## [Your goal]
Write out all entries word for word.

## [Input]
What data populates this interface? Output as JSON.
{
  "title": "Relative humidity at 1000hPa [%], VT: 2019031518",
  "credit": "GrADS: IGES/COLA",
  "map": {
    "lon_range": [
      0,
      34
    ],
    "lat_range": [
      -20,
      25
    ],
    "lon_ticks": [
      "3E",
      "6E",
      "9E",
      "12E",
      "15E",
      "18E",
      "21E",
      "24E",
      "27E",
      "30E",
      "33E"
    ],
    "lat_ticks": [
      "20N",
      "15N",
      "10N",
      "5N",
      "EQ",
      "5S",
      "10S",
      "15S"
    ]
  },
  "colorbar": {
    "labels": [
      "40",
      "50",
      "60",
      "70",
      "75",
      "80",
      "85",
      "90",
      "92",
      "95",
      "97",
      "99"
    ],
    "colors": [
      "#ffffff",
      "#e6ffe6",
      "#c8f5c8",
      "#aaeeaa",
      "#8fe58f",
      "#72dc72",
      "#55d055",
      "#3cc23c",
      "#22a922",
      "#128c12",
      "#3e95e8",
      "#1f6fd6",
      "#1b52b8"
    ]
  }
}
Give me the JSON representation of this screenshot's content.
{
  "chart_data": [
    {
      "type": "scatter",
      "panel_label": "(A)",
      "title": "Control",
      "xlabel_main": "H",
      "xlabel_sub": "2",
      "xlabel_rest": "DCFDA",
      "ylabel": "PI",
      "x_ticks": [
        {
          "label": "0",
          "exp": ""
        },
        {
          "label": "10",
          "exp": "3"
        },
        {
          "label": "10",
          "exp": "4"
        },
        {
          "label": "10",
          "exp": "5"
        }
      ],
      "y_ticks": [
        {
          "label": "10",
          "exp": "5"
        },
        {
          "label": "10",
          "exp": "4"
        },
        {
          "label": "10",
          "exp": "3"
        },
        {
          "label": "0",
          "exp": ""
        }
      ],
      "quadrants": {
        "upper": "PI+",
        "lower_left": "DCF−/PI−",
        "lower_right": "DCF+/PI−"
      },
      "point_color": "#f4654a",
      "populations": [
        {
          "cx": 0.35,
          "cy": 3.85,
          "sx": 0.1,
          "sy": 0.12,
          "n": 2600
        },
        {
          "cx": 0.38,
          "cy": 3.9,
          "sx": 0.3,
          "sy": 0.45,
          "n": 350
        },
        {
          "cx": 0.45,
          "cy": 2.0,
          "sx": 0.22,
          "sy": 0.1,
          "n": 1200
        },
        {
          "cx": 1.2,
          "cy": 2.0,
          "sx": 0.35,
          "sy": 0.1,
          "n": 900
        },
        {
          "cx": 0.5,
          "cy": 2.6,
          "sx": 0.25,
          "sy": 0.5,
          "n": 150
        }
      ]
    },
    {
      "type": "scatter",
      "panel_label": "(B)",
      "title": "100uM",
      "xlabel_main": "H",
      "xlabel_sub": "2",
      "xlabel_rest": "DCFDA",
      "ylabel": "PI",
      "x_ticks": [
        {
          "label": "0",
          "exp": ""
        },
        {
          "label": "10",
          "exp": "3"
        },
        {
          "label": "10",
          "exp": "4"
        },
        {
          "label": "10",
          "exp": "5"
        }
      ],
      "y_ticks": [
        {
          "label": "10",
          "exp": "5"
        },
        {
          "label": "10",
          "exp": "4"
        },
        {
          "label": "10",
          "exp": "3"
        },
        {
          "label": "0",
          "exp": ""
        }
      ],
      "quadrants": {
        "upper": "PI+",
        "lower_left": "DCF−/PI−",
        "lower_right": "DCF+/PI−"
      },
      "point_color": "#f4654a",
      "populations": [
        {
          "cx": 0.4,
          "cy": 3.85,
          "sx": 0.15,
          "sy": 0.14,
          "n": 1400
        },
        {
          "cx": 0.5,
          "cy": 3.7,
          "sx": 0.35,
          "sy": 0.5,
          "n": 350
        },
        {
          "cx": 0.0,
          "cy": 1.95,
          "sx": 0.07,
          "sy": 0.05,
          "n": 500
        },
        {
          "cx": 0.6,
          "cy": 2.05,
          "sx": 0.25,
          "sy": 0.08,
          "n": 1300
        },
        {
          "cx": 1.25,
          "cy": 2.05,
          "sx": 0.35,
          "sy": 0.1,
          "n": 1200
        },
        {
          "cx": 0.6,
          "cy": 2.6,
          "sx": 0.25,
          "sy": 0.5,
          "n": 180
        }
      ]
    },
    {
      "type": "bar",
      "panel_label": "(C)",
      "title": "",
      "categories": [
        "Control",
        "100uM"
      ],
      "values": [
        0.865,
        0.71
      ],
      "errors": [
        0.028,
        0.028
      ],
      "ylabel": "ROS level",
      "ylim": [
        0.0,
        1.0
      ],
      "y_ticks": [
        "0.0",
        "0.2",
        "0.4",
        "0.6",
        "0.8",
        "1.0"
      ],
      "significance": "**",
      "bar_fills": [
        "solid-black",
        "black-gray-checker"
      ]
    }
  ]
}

## [Correct response]
What data populates this interface? Output as JSON.
{
  "title": "Relative humidity at 1000hPa [%], VT: 2019031518",
  "credit": "GrADS: IGES/COLA",
  "map": {
    "lon_range": [
      0,
      34
    ],
    "lat_range": [
      -20,
      25
    ],
    "lon_ticks": [
      "3E",
      "6E",
      "9E",
      "12E",
      "15E",
      "18E",
      "21E",
      "24E",
      "27E",
      "30E",
      "33E"
    ],
    "lat_ticks": [
      "20N",
      "15N",
      "10N",
      "5N",
      "EQ",
      "5S",
      "10S",
      "15S"
    ]
  },
  "colorbar": {
    "labels": [
      "40",
      "50",
      "60",
      "70",
      "75",
      "80",
      "85",
      "90",
      "92",
      "95",
      "97",
      "99"
    ],
    "colors": [
      "#ffffff",
      "#e6ffe6",
      "#c8f5c8",
      "#aaeeaa",
      "#8fe58f",
      "#72dc72",
      "#55d055",
      "#3cc23c",
      "#22a922",
      "#128c12",
      "#3e95e8",
      "#1f6fd6",
      "#1b52b8"
    ]
  }
}
Give me the JSON representation of this screenshot's content.
{
  "chart_data": [
    {
      "type": "scatter",
      "panel_label": "(A)",
      "title": "Control",
      "xlabel_main": "H",
      "xlabel_sub": "2",
      "xlabel_rest": "DCFDA",
      "ylabel": "PI",
      "x_ticks": [
        {
          "label": "0",
          "exp": ""
        },
        {
          "label": "10",
          "exp": "3"
        },
        {
          "label": "10",
          "exp": "4"
        },
        {
          "label": "10",
          "exp": "5"
        }
      ],
      "y_ticks": [
        {
          "label": "10",
          "exp": "5"
        },
        {
          "label": "10",
          "exp": "4"
        },
        {
          "label": "10",
          "exp": "3"
        },
        {
          "label": "0",
          "exp": ""
        }
      ],
      "quadrants": {
        "upper": "PI+",
        "lower_left": "DCF−/PI−",
        "lower_right": "DCF+/PI−"
      },
      "point_color": "#f4654a",
      "populations": [
        {
          "cx": 0.35,
          "cy": 3.85,
          "sx": 0.1,
          "sy": 0.12,
          "n": 2600
        },
        {
          "cx": 0.38,
          "cy": 3.9,
          "sx": 0.3,
          "sy": 0.45,
          "n": 350
        },
        {
          "cx": 0.45,
          "cy": 2.0,
          "sx": 0.22,
          "sy": 0.1,
          "n": 1200
        },
        {
          "cx": 1.2,
          "cy": 2.0,
          "sx": 0.35,
          "sy": 0.1,
          "n": 900
        },
        {
          "cx": 0.5,
          "cy": 2.6,
          "sx": 0.25,
          "sy": 0.5,
          "n": 150
        }
      ]
    },
    {
      "type": "scatter",
      "panel_label": "(B)",
      "title": "100uM",
      "xlabel_main": "H",
      "xlabel_sub": "2",
      "xlabel_rest": "DCFDA",
      "ylabel": "PI",
      "x_ticks": [
        {
          "label": "0",
          "exp": ""
        },
        {
          "label": "10",
          "exp": "3"
        },
        {
          "label": "10",
          "exp": "4"
        },
        {
          "label": "10",
          "exp": "5"
        }
      ],
      "y_ticks": [
        {
          "label": "10",
          "exp": "5"
        },
        {
          "label": "10",
          "exp": "4"
        },
        {
          "label": "10",
          "exp": "3"
        },
        {
          "label": "0",
          "exp": ""
        }
      ],
      "quadrants": {
        "upper": "PI+",
        "lower_left": "DCF−/PI−",
        "lower_right": "DCF+/PI−"
      },
      "point_color": "#f4654a",
      "populations": [
        {
          "cx": 0.4,
          "cy": 3.85,
          "sx": 0.15,
          "sy": 0.14,
          "n": 1400
        },
        {
          "cx": 0.5,
          "cy": 3.7,
          "sx": 0.35,
          "sy": 0.5,
          "n": 350
        },
        {
          "cx": 0.0,
          "cy": 1.95,
          "sx": 0.07,
          "sy": 0.05,
          "n": 500
        },
        {
          "cx": 0.6,
          "cy": 2.05,
          "sx": 0.25,
          "sy": 0.08,
          "n": 1300
        },
        {
          "cx": 1.25,
          "cy": 2.05,
          "sx": 0.35,
          "sy": 0.1,
          "n": 1200
        },
        {
          "cx": 0.6,
          "cy": 2.6,
          "sx": 0.25,
          "sy": 0.5,
          "n": 180
        }
      ]
    },
    {
      "type": "bar",
      "panel_label": "(C)",
      "title": "",
      "categories": [
        "Control",
        "100uM"
      ],
      "values": [
        0.865,
        0.71
      ],
      "errors": [
        0.028,
        0.028
      ],
      "ylabel": "ROS level",
      "ylim": [
        0.0,
        1.0
      ],
      "y_ticks": [
        "0.0",
        "0.2",
        "0.4",
        "0.6",
        "0.8",
        "1.0"
      ],
      "significance": "**",
      "bar_fills": [
        "solid-black",
        "black-gray-checker"
      ]
    }
  ]
}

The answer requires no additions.